■ **Exercise task**: Write each line exactly as it stands, from the line containing "Output a JSON" through the end of the data.

[Collected data entries]

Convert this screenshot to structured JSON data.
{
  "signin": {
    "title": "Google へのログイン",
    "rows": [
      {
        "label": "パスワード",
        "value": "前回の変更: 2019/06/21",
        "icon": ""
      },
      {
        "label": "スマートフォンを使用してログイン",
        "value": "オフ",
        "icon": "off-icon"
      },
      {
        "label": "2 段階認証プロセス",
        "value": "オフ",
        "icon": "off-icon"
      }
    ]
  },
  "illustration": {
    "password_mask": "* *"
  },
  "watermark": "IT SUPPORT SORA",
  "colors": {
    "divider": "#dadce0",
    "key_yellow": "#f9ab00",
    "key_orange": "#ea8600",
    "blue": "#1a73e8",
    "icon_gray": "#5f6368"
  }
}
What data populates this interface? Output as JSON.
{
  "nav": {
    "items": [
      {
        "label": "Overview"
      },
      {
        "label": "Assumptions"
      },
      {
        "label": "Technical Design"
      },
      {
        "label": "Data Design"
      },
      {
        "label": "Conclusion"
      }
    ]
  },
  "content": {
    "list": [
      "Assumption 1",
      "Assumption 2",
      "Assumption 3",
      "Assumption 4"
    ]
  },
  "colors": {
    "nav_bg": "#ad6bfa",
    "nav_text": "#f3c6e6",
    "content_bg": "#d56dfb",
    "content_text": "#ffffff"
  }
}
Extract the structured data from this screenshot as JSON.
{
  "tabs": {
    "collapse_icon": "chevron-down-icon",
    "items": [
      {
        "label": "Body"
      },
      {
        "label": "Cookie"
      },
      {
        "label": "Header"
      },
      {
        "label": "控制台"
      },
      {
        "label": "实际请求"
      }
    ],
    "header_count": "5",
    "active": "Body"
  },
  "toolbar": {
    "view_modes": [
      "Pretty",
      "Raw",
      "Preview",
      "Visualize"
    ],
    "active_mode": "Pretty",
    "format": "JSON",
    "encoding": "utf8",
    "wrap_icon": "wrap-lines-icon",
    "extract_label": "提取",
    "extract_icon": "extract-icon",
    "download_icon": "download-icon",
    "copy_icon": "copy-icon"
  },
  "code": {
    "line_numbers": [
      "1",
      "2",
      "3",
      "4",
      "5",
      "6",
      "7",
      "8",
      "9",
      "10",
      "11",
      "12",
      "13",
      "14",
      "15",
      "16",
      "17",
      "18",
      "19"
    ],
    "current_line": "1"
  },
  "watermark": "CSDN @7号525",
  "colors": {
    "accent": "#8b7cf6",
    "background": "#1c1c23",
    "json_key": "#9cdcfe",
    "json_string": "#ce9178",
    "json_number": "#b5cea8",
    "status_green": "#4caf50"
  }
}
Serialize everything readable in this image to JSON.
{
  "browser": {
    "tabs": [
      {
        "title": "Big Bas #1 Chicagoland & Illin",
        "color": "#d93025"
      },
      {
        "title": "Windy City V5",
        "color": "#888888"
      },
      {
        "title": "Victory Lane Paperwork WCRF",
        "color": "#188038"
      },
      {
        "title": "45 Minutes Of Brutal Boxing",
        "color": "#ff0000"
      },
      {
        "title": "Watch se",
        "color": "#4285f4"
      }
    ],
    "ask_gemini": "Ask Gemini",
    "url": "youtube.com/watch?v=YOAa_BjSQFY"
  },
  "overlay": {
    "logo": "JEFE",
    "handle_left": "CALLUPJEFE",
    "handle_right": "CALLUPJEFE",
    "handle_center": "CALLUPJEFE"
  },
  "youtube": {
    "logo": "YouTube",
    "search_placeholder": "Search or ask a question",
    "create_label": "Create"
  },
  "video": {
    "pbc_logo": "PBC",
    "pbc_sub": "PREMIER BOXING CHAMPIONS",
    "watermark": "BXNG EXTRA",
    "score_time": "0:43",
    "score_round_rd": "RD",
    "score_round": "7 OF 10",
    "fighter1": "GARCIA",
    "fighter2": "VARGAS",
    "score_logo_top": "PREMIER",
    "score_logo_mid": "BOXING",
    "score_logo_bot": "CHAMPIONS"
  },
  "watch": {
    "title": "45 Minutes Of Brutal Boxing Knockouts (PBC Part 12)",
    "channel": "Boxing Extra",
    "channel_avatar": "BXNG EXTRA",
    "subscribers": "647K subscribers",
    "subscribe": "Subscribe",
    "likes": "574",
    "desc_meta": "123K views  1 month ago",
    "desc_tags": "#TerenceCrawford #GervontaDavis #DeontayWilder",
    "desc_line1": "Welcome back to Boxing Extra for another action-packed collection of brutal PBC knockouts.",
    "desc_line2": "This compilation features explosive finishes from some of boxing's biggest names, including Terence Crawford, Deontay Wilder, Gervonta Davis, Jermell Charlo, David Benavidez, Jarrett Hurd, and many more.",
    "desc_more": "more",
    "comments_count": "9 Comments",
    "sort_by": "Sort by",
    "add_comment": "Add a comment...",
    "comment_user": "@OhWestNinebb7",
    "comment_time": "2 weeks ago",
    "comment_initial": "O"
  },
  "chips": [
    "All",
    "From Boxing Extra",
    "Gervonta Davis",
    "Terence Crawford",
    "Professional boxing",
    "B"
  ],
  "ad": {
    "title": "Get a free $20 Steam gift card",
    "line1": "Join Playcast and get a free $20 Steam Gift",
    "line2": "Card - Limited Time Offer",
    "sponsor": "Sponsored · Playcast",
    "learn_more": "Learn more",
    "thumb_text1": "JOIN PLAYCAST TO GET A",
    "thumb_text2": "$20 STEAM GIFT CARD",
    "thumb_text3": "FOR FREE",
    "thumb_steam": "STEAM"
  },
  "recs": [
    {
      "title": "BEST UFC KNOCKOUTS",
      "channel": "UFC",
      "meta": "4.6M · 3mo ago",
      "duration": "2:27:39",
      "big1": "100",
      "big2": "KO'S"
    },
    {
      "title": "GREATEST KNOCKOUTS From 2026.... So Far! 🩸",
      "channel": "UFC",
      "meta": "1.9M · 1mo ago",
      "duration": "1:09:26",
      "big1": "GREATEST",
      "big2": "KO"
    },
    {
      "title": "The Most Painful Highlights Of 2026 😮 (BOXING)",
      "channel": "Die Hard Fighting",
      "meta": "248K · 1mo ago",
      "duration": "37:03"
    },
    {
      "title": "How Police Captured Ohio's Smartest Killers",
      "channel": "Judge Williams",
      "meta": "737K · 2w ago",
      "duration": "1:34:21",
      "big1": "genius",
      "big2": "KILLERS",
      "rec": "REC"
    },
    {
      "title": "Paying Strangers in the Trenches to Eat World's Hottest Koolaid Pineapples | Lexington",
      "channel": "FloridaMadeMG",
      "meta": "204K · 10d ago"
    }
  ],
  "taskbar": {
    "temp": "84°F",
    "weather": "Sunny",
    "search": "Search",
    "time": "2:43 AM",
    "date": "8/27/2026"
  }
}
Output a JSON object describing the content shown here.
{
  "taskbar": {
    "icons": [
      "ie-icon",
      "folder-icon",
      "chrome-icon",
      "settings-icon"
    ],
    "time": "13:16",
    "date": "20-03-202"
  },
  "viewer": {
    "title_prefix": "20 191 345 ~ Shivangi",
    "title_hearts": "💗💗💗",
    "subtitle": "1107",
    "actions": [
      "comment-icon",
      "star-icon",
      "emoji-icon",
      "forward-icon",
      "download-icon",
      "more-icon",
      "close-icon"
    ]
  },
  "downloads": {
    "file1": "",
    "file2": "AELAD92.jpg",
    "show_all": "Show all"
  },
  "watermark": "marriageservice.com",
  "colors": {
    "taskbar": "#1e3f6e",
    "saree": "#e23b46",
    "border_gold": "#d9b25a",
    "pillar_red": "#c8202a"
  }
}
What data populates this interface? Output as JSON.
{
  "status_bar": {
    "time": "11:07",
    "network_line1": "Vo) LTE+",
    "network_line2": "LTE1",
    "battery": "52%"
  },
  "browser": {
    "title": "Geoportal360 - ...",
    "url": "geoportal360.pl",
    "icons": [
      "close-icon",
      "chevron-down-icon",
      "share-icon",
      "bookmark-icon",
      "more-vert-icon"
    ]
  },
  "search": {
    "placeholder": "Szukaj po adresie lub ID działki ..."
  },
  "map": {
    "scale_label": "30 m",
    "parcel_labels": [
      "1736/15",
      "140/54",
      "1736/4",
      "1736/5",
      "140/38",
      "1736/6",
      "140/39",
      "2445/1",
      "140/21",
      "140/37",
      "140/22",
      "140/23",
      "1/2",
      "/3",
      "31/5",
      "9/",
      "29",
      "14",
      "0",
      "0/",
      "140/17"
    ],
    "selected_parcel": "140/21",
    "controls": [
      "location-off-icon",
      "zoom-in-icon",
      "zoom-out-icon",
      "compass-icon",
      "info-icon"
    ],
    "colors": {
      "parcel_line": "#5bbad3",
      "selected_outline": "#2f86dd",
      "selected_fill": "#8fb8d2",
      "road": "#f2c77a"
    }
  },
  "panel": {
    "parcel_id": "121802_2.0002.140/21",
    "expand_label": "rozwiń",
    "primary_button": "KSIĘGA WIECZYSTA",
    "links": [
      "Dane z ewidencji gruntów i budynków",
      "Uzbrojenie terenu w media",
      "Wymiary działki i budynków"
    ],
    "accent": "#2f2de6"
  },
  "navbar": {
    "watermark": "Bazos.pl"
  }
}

■ **Answer to the problem**:
Output a JSON object describing the content shown here.
{
  "taskbar": {
    "icons": [
      "ie-icon",
      "folder-icon",
      "chrome-icon",
      "settings-icon"
    ],
    "time": "13:16",
    "date": "20-03-202"
  },
  "viewer": {
    "title_prefix": "20 191 345 ~ Shivangi",
    "title_hearts": "💗💗💗",
    "subtitle": "1107",
    "actions": [
      "comment-icon",
      "star-icon",
      "emoji-icon",
      "forward-icon",
      "download-icon",
      "more-icon",
      "close-icon"
    ]
  },
  "downloads": {
    "file1": "",
    "file2": "AELAD92.jpg",
    "show_all": "Show all"
  },
  "watermark": "marriageservice.com",
  "colors": {
    "taskbar": "#1e3f6e",
    "saree": "#e23b46",
    "border_gold": "#d9b25a",
    "pillar_red": "#c8202a"
  }
}
What data populates this interface? Output as JSON.
{
  "status_bar": {
    "time": "11:07",
    "network_line1": "Vo) LTE+",
    "network_line2": "LTE1",
    "battery": "52%"
  },
  "browser": {
    "title": "Geoportal360 - ...",
    "url": "geoportal360.pl",
    "icons": [
      "close-icon",
      "chevron-down-icon",
      "share-icon",
      "bookmark-icon",
      "more-vert-icon"
    ]
  },
  "search": {
    "placeholder": "Szukaj po adresie lub ID działki ..."
  },
  "map": {
    "scale_label": "30 m",
    "parcel_labels": [
      "1736/15",
      "140/54",
      "1736/4",
      "1736/5",
      "140/38",
      "1736/6",
      "140/39",
      "2445/1",
      "140/21",
      "140/37",
      "140/22",
      "140/23",
      "1/2",
      "/3",
      "31/5",
      "9/",
      "29",
      "14",
      "0",
      "0/",
      "140/17"
    ],
    "selected_parcel": "140/21",
    "controls": [
      "location-off-icon",
      "zoom-in-icon",
      "zoom-out-icon",
      "compass-icon",
      "info-icon"
    ],
    "colors": {
      "parcel_line": "#5bbad3",
      "selected_outline": "#2f86dd",
      "selected_fill": "#8fb8d2",
      "road": "#f2c77a"
    }
  },
  "panel": {
    "parcel_id": "121802_2.0002.140/21",
    "expand_label": "rozwiń",
    "primary_button": "KSIĘGA WIECZYSTA",
    "links": [
      "Dane z ewidencji gruntów i budynków",
      "Uzbrojenie terenu w media",
      "Wymiary działki i budynków"
    ],
    "accent": "#2f2de6"
  },
  "navbar": {
    "watermark": "Bazos.pl"
  }
}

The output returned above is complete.